Gather every line of the entries that includes the word "name".

:: RECORDED INFORMATION ::

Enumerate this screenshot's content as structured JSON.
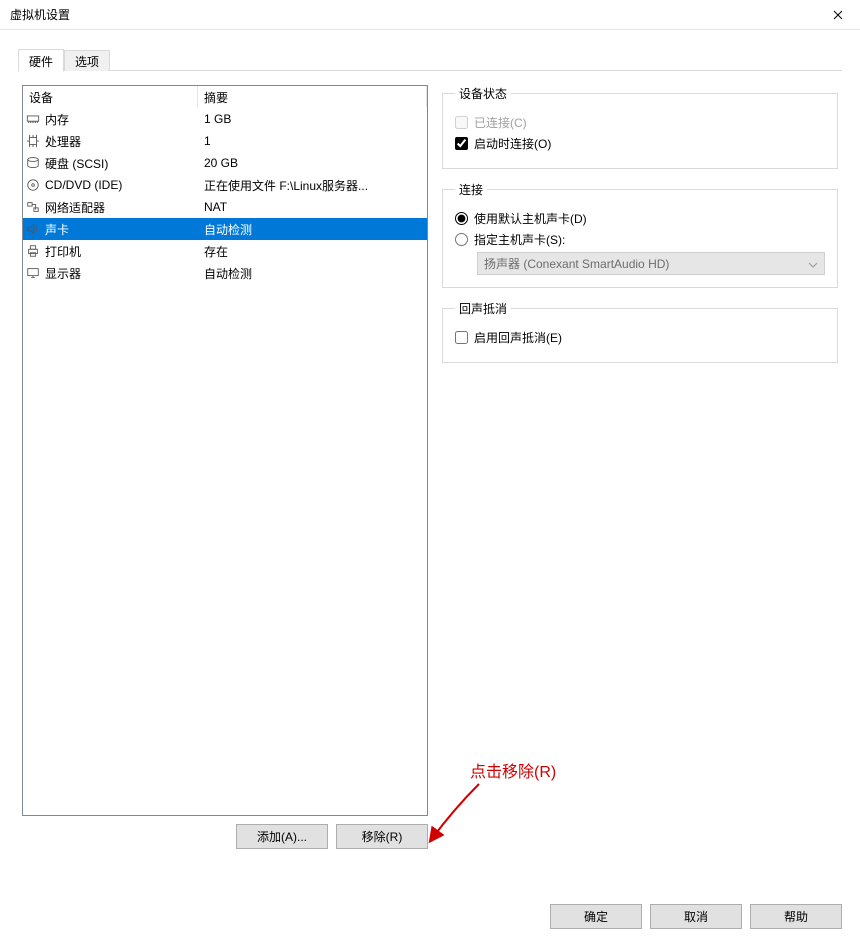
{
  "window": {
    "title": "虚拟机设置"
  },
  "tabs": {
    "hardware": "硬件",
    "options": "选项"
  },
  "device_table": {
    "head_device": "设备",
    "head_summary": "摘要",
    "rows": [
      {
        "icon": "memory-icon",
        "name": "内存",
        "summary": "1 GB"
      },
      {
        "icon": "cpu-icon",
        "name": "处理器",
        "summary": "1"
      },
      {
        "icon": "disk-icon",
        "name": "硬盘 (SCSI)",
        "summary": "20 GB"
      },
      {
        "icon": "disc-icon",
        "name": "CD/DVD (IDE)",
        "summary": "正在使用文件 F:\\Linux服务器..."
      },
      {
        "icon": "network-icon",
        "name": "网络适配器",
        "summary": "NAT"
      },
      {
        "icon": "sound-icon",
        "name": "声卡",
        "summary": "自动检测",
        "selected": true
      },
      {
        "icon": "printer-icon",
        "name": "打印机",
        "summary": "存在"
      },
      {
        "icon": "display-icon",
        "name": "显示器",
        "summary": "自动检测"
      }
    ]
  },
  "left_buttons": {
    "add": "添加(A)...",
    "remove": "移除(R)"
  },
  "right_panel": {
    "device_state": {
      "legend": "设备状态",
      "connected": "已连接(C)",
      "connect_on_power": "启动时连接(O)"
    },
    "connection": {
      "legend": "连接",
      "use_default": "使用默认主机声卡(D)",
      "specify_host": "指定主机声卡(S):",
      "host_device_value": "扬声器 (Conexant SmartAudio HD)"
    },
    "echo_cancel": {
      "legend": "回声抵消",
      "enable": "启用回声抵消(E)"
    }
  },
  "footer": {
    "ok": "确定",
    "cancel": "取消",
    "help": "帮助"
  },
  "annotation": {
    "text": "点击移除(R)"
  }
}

:::

_COMPLETED EXERCISE_.
        "name": "内存",
        "name": "处理器",
        "name": "硬盘 (SCSI)",
        "name": "CD/DVD (IDE)",
        "name": "网络适配器",
        "name": "声卡",
        "name": "打印机",
        "name": "显示器",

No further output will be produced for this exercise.